### [Set task]
Scan the lines below for the word "elinize". Copy each line you find it in.

** Start of Provided records **

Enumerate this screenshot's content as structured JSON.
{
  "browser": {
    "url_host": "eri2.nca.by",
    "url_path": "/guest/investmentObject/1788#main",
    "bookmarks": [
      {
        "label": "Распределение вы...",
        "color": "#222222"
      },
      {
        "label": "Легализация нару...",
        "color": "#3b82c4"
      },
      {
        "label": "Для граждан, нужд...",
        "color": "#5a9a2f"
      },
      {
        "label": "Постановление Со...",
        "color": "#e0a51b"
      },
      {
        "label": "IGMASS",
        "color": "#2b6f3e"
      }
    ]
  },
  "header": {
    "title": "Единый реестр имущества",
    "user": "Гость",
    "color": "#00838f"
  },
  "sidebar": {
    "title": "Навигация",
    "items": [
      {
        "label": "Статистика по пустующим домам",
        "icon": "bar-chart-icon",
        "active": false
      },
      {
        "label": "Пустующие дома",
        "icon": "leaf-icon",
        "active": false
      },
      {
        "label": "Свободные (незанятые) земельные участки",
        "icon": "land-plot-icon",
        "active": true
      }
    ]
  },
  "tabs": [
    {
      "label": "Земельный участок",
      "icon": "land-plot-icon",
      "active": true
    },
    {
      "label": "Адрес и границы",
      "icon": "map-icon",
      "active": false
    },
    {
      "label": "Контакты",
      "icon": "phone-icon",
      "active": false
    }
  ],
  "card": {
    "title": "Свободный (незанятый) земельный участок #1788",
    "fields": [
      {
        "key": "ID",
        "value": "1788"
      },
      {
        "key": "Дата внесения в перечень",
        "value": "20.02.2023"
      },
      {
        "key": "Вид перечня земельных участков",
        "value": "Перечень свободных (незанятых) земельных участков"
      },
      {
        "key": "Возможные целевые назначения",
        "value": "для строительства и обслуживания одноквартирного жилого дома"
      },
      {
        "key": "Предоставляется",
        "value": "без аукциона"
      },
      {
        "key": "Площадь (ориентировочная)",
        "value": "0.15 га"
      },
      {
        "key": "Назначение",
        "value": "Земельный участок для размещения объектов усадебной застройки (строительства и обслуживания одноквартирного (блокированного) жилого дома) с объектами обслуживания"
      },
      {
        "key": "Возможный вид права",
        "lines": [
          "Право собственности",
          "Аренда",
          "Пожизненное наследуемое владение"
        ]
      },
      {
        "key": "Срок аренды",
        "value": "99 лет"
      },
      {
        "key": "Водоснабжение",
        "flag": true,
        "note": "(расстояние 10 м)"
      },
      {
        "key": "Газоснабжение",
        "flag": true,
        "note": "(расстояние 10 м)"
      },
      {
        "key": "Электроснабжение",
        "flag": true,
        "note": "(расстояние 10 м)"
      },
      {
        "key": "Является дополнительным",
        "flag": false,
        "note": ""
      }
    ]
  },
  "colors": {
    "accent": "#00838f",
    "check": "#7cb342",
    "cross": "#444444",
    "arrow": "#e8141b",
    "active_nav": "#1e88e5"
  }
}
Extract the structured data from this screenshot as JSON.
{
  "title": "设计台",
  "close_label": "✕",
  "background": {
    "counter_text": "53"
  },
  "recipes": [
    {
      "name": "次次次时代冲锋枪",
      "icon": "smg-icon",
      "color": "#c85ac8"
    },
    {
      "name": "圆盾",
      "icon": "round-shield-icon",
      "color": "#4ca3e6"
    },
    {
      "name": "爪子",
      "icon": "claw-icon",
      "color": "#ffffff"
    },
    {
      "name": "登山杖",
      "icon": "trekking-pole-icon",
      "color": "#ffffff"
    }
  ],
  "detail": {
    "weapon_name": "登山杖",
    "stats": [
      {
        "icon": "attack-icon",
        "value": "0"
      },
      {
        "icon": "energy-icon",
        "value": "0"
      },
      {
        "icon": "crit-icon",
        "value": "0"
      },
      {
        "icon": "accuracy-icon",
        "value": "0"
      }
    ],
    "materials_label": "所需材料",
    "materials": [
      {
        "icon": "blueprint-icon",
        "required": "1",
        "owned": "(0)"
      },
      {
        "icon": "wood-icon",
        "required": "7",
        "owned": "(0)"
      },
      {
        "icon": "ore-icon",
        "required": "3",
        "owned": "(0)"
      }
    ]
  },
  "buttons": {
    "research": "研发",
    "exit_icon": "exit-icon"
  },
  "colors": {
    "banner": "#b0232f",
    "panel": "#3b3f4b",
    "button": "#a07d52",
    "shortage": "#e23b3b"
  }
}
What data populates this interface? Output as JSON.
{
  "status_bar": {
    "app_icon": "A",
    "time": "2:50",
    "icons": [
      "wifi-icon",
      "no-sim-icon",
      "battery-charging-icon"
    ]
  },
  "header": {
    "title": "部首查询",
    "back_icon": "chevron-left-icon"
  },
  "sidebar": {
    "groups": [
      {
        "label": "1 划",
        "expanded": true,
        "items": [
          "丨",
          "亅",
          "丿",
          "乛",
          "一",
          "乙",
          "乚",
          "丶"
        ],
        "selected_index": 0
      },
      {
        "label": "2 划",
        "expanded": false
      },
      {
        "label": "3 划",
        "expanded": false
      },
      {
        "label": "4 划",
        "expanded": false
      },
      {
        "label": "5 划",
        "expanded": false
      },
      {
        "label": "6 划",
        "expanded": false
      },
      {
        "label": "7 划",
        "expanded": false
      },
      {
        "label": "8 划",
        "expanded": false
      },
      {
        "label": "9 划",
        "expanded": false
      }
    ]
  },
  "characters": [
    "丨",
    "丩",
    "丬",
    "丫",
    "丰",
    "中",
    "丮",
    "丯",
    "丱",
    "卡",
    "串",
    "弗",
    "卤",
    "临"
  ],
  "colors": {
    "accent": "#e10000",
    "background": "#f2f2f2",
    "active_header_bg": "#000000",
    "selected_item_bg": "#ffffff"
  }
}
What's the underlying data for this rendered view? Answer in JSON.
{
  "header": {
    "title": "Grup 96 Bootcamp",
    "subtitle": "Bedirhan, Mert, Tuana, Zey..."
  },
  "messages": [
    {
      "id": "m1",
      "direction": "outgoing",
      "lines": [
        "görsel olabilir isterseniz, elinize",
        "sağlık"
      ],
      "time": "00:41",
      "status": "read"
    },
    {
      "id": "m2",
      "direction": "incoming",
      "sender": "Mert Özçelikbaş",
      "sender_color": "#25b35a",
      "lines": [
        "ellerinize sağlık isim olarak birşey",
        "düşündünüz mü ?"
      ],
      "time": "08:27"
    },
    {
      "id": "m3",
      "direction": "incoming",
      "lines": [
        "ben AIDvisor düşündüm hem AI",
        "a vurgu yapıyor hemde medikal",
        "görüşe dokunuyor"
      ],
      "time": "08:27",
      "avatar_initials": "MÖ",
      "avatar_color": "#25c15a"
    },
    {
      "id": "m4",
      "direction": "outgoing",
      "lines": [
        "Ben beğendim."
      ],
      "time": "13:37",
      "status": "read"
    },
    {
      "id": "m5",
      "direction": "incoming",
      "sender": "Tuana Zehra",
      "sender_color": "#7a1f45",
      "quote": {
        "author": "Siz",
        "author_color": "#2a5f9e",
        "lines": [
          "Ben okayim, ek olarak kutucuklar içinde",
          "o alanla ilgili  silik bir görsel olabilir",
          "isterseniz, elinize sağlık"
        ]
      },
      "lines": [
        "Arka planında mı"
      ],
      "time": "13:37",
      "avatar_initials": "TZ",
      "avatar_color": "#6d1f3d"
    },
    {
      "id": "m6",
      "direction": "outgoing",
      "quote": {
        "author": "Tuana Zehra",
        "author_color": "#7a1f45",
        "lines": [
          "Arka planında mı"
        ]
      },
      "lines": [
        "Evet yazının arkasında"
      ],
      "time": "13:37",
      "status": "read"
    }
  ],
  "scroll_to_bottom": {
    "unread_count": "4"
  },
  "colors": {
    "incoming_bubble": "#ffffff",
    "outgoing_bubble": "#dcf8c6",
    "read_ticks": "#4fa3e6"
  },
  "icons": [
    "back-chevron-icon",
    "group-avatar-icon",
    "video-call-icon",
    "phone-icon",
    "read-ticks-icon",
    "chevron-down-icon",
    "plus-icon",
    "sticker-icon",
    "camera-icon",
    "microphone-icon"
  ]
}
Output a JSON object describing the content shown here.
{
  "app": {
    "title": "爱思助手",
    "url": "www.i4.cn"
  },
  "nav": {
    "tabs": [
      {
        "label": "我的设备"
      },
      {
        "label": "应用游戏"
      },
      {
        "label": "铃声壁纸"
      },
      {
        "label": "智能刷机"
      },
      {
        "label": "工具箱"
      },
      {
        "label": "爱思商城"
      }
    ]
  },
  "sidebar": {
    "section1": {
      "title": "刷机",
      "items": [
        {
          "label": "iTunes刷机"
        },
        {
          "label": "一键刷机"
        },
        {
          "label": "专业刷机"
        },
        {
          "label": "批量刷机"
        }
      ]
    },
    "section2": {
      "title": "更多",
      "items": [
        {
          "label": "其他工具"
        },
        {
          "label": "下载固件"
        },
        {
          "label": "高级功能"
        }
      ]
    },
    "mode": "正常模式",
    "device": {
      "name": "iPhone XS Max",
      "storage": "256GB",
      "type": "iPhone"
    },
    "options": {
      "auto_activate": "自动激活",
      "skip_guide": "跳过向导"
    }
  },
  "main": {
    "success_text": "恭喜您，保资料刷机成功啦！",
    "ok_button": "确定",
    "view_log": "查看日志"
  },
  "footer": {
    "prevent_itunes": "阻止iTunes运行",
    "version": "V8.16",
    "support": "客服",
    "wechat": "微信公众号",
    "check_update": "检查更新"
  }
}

** End of Provided records **

### [Solved problem]
        "görsel olabilir isterseniz, elinize",
          "isterseniz, elinize sağlık"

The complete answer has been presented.